### Exercise instructions
Check every line below for the string "this", and copy the lines that contain it.

### Supplied records
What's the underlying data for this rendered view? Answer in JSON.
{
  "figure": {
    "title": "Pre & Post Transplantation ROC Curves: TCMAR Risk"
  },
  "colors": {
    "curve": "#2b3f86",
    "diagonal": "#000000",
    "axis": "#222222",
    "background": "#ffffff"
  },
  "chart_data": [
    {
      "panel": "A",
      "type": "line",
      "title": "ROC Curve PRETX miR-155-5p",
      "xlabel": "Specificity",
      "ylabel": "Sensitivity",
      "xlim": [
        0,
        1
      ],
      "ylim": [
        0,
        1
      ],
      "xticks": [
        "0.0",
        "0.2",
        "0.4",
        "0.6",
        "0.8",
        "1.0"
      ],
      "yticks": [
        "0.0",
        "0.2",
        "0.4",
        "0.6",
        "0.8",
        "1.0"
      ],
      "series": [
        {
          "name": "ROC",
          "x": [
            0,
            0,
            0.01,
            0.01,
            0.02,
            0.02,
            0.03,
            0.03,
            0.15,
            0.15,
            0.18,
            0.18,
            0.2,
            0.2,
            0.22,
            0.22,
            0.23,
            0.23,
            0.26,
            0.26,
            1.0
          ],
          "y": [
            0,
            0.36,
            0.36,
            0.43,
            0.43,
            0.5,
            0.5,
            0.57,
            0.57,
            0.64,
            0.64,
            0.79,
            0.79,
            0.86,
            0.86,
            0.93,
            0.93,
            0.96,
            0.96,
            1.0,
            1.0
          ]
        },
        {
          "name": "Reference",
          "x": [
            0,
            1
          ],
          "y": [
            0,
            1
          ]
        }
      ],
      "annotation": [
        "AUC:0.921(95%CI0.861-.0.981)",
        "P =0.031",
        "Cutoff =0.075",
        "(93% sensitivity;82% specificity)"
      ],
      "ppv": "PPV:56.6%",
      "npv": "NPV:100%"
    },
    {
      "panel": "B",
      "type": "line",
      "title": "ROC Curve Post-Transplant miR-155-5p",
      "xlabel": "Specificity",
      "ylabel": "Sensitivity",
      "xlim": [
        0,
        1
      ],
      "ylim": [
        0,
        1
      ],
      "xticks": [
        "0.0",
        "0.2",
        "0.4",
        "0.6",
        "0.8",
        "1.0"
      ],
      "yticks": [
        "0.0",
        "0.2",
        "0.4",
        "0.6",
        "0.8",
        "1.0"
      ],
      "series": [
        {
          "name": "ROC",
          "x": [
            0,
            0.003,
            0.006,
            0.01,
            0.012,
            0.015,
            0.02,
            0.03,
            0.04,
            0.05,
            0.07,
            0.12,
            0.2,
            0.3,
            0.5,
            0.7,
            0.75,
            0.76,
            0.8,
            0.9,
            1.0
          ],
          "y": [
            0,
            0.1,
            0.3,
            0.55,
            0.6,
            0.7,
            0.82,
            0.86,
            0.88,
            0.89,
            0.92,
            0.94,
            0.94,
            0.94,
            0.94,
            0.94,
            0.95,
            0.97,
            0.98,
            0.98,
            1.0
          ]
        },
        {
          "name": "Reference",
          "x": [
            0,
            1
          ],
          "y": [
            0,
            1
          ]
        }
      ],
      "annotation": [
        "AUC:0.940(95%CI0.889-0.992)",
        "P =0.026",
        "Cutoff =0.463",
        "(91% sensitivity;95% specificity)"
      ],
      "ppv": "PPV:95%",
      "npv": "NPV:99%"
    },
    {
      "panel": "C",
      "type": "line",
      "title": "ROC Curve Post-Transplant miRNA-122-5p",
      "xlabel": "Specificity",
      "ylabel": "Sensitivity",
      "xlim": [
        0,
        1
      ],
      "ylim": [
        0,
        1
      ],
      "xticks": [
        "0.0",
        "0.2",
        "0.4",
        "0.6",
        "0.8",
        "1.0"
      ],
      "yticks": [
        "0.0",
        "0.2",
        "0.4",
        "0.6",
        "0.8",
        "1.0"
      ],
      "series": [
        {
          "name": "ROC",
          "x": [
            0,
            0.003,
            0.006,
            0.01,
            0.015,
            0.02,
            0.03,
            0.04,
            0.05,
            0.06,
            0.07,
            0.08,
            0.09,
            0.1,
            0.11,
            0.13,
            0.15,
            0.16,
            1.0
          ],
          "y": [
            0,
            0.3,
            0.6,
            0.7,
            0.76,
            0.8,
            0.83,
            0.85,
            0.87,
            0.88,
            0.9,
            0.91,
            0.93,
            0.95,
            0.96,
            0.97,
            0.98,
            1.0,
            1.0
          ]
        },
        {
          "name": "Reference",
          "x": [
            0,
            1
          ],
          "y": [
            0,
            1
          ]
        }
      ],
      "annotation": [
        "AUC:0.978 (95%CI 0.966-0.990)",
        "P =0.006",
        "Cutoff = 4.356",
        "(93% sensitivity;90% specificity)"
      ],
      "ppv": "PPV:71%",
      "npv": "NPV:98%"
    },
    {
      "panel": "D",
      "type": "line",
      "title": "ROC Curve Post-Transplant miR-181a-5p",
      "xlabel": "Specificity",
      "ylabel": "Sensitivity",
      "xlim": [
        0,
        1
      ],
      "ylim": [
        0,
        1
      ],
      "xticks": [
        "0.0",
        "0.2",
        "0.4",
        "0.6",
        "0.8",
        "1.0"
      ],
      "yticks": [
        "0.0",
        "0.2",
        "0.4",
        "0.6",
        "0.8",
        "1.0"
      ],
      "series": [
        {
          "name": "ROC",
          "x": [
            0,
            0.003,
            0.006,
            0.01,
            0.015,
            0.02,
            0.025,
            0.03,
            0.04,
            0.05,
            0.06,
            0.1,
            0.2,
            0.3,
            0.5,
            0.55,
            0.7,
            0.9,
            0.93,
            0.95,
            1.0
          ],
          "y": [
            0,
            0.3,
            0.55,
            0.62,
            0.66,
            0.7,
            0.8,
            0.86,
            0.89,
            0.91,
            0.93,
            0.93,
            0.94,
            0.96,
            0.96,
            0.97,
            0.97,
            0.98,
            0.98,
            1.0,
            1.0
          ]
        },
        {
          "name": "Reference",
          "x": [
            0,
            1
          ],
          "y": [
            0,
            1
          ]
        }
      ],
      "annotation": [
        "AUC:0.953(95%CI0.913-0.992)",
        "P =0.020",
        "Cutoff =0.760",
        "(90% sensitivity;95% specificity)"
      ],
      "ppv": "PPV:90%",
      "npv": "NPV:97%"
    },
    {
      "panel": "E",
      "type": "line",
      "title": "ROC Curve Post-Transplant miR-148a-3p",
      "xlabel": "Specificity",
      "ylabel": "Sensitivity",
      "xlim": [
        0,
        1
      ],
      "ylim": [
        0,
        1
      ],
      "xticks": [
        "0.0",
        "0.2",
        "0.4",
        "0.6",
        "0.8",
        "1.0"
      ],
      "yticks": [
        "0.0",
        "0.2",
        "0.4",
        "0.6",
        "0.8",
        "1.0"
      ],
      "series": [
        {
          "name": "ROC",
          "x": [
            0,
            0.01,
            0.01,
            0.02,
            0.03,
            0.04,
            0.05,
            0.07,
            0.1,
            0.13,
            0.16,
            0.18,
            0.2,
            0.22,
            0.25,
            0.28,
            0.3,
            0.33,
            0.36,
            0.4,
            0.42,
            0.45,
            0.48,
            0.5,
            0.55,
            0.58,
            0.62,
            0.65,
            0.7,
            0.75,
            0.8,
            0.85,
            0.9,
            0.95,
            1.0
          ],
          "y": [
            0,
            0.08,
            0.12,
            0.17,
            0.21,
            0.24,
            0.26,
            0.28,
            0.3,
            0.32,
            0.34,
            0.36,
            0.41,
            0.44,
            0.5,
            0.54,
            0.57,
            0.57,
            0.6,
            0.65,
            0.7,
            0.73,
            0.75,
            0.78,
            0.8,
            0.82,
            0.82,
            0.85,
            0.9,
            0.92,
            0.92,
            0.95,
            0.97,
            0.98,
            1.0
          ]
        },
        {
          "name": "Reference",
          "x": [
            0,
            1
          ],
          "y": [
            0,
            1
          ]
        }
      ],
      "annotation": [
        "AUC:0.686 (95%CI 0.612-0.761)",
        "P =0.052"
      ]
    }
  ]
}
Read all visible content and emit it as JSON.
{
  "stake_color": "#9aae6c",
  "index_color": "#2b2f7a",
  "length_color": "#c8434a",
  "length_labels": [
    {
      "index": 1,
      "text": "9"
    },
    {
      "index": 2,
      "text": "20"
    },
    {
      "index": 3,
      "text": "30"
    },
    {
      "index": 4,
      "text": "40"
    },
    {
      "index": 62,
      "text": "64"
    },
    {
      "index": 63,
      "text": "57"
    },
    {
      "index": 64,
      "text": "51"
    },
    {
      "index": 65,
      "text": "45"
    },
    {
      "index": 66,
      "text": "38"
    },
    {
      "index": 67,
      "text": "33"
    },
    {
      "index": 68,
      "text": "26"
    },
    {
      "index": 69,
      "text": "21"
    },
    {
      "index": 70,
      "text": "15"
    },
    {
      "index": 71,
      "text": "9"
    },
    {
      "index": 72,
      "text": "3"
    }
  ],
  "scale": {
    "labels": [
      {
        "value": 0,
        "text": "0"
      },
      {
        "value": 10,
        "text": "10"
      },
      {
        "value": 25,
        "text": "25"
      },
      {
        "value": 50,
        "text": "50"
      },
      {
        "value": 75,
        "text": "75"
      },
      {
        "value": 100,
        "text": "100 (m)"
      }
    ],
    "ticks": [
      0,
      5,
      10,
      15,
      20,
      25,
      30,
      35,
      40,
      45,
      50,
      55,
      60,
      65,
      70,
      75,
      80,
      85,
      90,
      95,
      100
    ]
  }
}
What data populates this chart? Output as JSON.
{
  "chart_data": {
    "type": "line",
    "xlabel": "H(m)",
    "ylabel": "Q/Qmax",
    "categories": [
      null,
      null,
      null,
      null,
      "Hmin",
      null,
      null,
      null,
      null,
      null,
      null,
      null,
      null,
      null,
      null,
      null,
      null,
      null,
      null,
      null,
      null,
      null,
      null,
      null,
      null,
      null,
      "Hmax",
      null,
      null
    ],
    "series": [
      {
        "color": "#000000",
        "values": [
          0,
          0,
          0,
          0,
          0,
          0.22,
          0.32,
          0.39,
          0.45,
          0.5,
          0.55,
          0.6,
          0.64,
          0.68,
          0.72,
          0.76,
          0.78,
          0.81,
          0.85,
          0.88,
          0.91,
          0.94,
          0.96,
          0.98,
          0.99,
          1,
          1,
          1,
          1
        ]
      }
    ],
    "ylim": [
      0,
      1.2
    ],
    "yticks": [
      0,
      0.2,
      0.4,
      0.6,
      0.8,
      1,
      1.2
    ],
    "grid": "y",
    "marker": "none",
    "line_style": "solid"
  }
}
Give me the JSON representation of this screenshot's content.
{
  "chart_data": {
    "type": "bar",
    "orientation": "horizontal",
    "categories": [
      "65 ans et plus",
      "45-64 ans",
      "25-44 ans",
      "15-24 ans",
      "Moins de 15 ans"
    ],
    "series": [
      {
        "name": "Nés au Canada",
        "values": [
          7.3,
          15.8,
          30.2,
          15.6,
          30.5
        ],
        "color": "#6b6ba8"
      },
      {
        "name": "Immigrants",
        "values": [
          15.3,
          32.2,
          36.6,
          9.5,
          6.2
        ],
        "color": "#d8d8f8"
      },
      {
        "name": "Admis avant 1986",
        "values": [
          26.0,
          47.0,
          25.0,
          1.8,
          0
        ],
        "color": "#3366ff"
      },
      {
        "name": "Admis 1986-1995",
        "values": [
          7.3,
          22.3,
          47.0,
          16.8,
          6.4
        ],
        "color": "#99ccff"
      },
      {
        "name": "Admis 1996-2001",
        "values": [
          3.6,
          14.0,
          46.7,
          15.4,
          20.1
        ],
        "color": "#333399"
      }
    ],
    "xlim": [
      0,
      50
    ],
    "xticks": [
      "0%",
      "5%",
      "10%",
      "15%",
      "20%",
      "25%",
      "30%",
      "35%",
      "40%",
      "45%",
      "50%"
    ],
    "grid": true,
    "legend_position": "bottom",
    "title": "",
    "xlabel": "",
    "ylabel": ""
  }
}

### Written solution
What's the underlying data for this rendered view? Answer in JSON.
What data populates this chart? Output as JSON.
Give me the JSON representation of this screenshot's content.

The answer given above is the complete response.